Task brief: Copy out all of the data exactly as it appears.

Record list:
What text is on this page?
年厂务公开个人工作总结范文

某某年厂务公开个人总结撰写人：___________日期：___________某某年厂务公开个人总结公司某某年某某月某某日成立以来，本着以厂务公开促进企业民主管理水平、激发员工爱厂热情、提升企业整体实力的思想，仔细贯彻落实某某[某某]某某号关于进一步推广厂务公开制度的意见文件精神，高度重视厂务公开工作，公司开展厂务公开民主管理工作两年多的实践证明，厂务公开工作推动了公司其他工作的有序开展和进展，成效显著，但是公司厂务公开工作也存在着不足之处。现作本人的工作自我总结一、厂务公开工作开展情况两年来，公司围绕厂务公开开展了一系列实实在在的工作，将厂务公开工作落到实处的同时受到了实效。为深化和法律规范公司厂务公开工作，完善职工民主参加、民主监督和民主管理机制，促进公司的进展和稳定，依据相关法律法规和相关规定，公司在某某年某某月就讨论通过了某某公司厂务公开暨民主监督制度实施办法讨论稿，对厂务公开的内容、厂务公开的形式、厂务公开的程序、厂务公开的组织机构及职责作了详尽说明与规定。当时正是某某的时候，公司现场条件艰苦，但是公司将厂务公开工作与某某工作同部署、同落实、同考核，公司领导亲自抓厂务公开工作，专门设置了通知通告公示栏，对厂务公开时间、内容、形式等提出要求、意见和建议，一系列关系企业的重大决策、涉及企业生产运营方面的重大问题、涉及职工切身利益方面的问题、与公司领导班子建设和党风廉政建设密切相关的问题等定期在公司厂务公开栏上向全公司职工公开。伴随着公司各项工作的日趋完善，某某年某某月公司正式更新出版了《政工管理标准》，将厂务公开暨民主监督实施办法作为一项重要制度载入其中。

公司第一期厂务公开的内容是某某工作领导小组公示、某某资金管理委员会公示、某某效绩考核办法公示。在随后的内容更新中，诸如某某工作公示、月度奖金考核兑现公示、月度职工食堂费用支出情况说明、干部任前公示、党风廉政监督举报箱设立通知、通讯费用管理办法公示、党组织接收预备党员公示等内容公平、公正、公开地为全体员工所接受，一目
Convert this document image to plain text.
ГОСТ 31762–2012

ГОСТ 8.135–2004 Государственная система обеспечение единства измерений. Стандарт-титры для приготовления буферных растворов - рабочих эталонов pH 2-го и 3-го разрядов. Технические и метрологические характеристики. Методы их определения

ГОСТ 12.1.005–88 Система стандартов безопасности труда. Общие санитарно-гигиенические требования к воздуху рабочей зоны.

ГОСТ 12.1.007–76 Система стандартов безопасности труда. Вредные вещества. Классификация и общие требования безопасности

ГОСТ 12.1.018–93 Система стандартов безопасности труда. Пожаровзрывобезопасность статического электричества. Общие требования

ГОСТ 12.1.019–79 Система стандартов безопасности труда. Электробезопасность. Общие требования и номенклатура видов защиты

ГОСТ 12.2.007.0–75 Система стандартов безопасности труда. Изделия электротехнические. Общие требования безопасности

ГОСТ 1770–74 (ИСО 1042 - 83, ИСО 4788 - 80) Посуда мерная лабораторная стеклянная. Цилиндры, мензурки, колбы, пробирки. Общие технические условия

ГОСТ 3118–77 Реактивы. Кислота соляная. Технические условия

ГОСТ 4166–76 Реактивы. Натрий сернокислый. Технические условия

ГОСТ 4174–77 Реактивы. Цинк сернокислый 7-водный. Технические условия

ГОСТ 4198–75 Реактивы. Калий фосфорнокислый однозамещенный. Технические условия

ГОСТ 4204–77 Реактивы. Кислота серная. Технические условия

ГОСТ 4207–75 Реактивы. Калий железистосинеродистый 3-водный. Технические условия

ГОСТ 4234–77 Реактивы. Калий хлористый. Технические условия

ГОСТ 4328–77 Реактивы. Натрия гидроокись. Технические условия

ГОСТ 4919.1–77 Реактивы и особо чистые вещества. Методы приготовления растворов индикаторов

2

Complete output:
What text is on this page?
年厂务公开个人工作总结范文

某某年厂务公开个人总结撰写人：___________日期：___________某某年厂务公开个人总结公司某某年某某月某某日成立以来，本着以厂务公开促进企业民主管理水平、激发员工爱厂热情、提升企业整体实力的思想，仔细贯彻落实某某[某某]某某号关于进一步推广厂务公开制度的意见文件精神，高度重视厂务公开工作，公司开展厂务公开民主管理工作两年多的实践证明，厂务公开工作推动了公司其他工作的有序开展和进展，成效显著，但是公司厂务公开工作也存在着不足之处。现作本人的工作自我总结一、厂务公开工作开展情况两年来，公司围绕厂务公开开展了一系列实实在在的工作，将厂务公开工作落到实处的同时受到了实效。为深化和法律规范公司厂务公开工作，完善职工民主参加、民主监督和民主管理机制，促进公司的进展和稳定，依据相关法律法规和相关规定，公司在某某年某某月就讨论通过了某某公司厂务公开暨民主监督制度实施办法讨论稿，对厂务公开的内容、厂务公开的形式、厂务公开的程序、厂务公开的组织机构及职责作了详尽说明与规定。当时正是某某的时候，公司现场条件艰苦，但是公司将厂务公开工作与某某工作同部署、同落实、同考核，公司领导亲自抓厂务公开工作，专门设置了通知通告公示栏，对厂务公开时间、内容、形式等提出要求、意见和建议，一系列关系企业的重大决策、涉及企业生产运营方面的重大问题、涉及职工切身利益方面的问题、与公司领导班子建设和党风廉政建设密切相关的问题等定期在公司厂务公开栏上向全公司职工公开。伴随着公司各项工作的日趋完善，某某年某某月公司正式更新出版了《政工管理标准》，将厂务公开暨民主监督实施办法作为一项重要制度载入其中。

公司第一期厂务公开的内容是某某工作领导小组公示、某某资金管理委员会公示、某某效绩考核办法公示。在随后的内容更新中，诸如某某工作公示、月度奖金考核兑现公示、月度职工食堂费用支出情况说明、干部任前公示、党风廉政监督举报箱设立通知、通讯费用管理办法公示、党组织接收预备党员公示等内容公平、公正、公开地为全体员工所接受，一目
Convert this document image to plain text.
ГОСТ 31762–2012

ГОСТ 8.135–2004 Государственная система обеспечение единства измерений. Стандарт-титры для приготовления буферных растворов - рабочих эталонов pH 2-го и 3-го разрядов. Технические и метрологические характеристики. Методы их определения

ГОСТ 12.1.005–88 Система стандартов безопасности труда. Общие санитарно-гигиенические требования к воздуху рабочей зоны.

ГОСТ 12.1.007–76 Система стандартов безопасности труда. Вредные вещества. Классификация и общие требования безопасности

ГОСТ 12.1.018–93 Система стандартов безопасности труда. Пожаровзрывобезопасность статического электричества. Общие требования

ГОСТ 12.1.019–79 Система стандартов безопасности труда. Электробезопасность. Общие требования и номенклатура видов защиты

ГОСТ 12.2.007.0–75 Система стандартов безопасности труда. Изделия электротехнические. Общие требования безопасности

ГОСТ 1770–74 (ИСО 1042 - 83, ИСО 4788 - 80) Посуда мерная лабораторная стеклянная. Цилиндры, мензурки, колбы, пробирки. Общие технические условия

ГОСТ 3118–77 Реактивы. Кислота соляная. Технические условия

ГОСТ 4166–76 Реактивы. Натрий сернокислый. Технические условия

ГОСТ 4174–77 Реактивы. Цинк сернокислый 7-водный. Технические условия

ГОСТ 4198–75 Реактивы. Калий фосфорнокислый однозамещенный. Технические условия

ГОСТ 4204–77 Реактивы. Кислота серная. Технические условия

ГОСТ 4207–75 Реактивы. Калий железистосинеродистый 3-водный. Технические условия

ГОСТ 4234–77 Реактивы. Калий хлористый. Технические условия

ГОСТ 4328–77 Реактивы. Натрия гидроокись. Технические условия

ГОСТ 4919.1–77 Реактивы и особо чистые вещества. Методы приготовления растворов индикаторов

2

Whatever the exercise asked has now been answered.